→ Your goal:
Work out the number of lines with the word "description" in the material below, then reply with that number only.

**** Listed entries ****

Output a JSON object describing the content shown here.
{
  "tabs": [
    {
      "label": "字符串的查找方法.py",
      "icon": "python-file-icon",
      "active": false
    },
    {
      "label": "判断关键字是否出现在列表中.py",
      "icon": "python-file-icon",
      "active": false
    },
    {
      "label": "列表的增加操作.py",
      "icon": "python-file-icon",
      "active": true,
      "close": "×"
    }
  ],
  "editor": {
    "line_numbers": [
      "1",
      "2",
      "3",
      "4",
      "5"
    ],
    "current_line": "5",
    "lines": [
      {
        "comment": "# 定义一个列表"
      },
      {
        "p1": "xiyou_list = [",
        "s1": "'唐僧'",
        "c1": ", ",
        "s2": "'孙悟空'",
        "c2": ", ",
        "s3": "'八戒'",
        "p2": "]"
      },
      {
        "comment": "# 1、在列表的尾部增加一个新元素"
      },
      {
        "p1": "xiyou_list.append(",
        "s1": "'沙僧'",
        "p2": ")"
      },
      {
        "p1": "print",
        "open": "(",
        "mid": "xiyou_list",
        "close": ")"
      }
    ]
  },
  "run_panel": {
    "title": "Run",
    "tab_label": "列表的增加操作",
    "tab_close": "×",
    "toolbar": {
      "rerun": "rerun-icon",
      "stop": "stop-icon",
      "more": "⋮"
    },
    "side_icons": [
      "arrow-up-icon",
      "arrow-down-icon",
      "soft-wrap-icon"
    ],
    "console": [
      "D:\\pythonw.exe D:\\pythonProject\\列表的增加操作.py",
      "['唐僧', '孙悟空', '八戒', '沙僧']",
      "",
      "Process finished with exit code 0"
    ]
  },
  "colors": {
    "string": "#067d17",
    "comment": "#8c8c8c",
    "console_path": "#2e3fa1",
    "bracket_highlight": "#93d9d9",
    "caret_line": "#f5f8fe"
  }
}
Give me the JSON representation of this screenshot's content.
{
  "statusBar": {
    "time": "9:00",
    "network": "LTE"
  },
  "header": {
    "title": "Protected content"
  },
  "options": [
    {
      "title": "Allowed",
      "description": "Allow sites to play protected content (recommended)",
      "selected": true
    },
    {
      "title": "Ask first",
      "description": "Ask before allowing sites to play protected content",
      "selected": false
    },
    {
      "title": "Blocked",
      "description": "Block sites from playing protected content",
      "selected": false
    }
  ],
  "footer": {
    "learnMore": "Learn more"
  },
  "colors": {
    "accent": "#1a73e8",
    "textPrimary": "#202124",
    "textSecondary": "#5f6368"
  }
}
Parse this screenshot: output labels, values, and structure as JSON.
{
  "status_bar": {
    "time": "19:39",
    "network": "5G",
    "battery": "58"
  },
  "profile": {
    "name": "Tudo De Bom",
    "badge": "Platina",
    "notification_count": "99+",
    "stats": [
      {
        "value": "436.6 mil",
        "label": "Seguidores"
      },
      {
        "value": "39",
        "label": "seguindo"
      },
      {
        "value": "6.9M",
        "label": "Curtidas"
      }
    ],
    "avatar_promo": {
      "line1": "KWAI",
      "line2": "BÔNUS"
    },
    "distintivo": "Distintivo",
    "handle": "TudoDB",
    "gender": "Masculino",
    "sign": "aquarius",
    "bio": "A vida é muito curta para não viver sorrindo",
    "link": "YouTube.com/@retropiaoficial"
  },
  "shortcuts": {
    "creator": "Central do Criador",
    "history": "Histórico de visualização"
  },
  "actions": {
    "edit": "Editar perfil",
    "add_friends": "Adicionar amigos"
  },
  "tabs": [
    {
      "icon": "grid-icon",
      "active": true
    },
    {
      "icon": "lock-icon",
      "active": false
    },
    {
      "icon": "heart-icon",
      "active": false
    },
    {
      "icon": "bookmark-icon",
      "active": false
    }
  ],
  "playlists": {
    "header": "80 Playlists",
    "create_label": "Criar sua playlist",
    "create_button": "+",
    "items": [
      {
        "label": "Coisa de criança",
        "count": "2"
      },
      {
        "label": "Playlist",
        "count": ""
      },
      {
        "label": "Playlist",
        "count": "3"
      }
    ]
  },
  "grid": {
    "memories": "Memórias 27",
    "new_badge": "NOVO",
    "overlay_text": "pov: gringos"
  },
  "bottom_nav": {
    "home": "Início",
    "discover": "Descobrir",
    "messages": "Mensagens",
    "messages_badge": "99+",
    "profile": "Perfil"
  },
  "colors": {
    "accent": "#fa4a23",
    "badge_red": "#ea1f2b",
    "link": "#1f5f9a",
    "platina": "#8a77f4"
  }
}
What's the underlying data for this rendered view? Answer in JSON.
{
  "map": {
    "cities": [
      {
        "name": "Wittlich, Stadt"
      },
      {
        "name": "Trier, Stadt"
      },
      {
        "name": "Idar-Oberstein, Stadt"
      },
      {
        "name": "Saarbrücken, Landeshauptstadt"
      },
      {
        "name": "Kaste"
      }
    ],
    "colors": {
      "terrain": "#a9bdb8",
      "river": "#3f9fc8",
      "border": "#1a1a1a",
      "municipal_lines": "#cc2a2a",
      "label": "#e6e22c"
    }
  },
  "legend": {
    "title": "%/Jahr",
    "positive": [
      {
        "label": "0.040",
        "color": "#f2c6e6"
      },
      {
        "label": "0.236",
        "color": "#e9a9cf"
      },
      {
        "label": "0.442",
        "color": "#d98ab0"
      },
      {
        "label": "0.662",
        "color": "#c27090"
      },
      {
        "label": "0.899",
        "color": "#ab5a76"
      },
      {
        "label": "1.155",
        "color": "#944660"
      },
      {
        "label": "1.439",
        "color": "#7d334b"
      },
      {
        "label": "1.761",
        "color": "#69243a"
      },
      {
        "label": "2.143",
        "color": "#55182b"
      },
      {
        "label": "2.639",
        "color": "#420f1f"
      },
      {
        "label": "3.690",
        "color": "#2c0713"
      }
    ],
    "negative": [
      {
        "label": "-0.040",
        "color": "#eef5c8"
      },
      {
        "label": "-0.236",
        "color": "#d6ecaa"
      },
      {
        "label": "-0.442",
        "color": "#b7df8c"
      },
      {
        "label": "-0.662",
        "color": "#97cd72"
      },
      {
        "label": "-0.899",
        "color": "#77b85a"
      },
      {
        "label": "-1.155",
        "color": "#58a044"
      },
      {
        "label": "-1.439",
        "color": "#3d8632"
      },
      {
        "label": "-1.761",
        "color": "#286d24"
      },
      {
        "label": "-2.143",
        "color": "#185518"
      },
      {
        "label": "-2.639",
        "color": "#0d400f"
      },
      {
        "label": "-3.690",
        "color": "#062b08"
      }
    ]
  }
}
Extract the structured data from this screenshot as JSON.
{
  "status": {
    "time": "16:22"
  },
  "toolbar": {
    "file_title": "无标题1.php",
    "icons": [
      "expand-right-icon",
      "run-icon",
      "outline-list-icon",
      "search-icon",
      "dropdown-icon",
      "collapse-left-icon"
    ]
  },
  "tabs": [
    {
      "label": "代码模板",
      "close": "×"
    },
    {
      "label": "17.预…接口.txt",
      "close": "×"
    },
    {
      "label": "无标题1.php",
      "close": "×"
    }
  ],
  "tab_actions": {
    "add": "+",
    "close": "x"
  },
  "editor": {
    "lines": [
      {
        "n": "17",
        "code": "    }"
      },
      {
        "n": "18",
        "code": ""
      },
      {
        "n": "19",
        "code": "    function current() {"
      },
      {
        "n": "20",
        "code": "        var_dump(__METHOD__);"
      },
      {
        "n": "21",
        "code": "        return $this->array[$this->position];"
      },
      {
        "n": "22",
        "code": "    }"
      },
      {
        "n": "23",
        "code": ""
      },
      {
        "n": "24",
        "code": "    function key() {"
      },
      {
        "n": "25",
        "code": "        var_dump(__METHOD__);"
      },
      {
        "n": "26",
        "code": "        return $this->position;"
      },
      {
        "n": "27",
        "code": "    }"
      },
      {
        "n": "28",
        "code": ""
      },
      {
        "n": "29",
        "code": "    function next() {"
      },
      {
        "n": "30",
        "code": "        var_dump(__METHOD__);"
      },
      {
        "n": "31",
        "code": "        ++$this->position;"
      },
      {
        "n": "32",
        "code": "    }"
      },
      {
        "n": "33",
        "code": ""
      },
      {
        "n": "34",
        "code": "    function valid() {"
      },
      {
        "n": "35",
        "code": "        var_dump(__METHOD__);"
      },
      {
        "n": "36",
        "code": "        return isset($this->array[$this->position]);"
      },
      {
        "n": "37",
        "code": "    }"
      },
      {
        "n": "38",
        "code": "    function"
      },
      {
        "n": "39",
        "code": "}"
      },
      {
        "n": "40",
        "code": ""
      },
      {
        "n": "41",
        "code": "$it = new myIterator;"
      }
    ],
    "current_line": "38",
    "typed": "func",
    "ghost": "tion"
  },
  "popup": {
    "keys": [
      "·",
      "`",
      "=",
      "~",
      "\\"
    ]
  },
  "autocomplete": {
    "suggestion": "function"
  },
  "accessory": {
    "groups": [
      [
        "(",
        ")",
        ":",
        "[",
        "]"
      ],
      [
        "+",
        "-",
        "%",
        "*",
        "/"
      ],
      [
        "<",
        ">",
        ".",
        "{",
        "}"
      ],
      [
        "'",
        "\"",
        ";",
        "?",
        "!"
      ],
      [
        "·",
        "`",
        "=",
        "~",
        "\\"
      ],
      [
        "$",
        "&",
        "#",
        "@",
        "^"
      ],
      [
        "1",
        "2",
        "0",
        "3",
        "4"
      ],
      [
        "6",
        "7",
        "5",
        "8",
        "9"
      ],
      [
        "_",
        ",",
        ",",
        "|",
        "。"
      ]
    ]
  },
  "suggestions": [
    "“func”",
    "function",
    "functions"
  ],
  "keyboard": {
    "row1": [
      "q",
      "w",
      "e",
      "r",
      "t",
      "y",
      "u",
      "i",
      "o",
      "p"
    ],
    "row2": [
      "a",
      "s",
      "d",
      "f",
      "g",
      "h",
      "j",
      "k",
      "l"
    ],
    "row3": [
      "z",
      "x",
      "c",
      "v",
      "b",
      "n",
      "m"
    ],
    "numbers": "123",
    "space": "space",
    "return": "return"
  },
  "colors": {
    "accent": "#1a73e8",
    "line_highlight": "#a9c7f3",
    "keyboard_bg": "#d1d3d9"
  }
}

****

→ Problem solution:
3